[Data from a source]
++++++++++++++++++++

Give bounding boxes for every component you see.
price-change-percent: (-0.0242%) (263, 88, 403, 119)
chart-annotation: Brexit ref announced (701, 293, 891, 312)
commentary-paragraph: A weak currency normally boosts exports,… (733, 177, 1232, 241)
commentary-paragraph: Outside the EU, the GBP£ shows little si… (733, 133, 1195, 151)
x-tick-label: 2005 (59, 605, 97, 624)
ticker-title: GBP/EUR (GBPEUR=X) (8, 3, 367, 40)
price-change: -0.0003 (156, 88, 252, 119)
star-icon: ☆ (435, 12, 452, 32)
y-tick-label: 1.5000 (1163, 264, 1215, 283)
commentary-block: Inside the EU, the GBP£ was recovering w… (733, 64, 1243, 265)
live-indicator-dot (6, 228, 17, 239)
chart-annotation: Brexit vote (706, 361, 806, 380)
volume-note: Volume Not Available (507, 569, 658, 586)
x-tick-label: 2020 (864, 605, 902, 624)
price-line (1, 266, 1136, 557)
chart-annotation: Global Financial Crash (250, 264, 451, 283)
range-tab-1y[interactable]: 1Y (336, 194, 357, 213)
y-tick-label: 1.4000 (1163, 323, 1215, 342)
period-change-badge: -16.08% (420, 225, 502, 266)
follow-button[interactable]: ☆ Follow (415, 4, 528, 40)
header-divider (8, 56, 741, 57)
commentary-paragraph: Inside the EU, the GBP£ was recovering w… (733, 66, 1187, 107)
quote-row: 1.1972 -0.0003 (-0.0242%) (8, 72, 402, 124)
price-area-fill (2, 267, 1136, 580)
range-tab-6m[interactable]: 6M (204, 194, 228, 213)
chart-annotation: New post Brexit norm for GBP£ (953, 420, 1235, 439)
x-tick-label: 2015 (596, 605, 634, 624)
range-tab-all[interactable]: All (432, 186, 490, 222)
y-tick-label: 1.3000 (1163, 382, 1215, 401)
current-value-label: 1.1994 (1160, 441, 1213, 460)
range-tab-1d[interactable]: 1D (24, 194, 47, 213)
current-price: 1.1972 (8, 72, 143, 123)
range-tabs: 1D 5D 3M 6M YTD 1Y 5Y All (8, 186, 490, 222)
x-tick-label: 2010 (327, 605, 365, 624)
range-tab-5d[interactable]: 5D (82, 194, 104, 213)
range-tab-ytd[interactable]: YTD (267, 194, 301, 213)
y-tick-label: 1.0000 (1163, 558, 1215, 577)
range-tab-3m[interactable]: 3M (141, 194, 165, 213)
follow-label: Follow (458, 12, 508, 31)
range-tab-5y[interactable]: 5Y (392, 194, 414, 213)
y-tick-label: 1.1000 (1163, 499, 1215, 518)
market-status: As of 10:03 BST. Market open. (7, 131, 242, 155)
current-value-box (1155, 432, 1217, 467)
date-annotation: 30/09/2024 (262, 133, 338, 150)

++++++++++++++++++++

EXERCISE OBJECTIVE
Rewrite everything from the start of the data down to the line containing "chart-annotation: New post", swapping "Global Financial Crash" for "Global Financial Crisis" and leaving the rest unchanged.

REPLY TO THE EXERCISE
Give bounding boxes for every component you see.
price-change-percent: (-0.0242%) (263, 88, 403, 119)
chart-annotation: Brexit ref announced (701, 293, 891, 312)
commentary-paragraph: A weak currency normally boosts exports,… (733, 177, 1232, 241)
commentary-paragraph: Outside the EU, the GBP£ shows little si… (733, 133, 1195, 151)
x-tick-label: 2005 (59, 605, 97, 624)
ticker-title: GBP/EUR (GBPEUR=X) (8, 3, 367, 40)
price-change: -0.0003 (156, 88, 252, 119)
star-icon: ☆ (435, 12, 452, 32)
y-tick-label: 1.5000 (1163, 264, 1215, 283)
commentary-block: Inside the EU, the GBP£ was recovering w… (733, 64, 1243, 265)
live-indicator-dot (6, 228, 17, 239)
chart-annotation: Brexit vote (706, 361, 806, 380)
volume-note: Volume Not Available (507, 569, 658, 586)
x-tick-label: 2020 (864, 605, 902, 624)
price-line (1, 266, 1136, 557)
chart-annotation: Global Financial Crisis (250, 264, 451, 283)
range-tab-1y[interactable]: 1Y (336, 194, 357, 213)
y-tick-label: 1.4000 (1163, 323, 1215, 342)
period-change-badge: -16.08% (420, 225, 502, 266)
follow-button[interactable]: ☆ Follow (415, 4, 528, 40)
header-divider (8, 56, 741, 57)
commentary-paragraph: Inside the EU, the GBP£ was recovering w… (733, 66, 1187, 107)
quote-row: 1.1972 -0.0003 (-0.0242%) (8, 72, 402, 124)
price-area-fill (2, 267, 1136, 580)
range-tab-6m[interactable]: 6M (204, 194, 228, 213)
chart-annotation: New post Brexit norm for GBP£ (953, 420, 1235, 439)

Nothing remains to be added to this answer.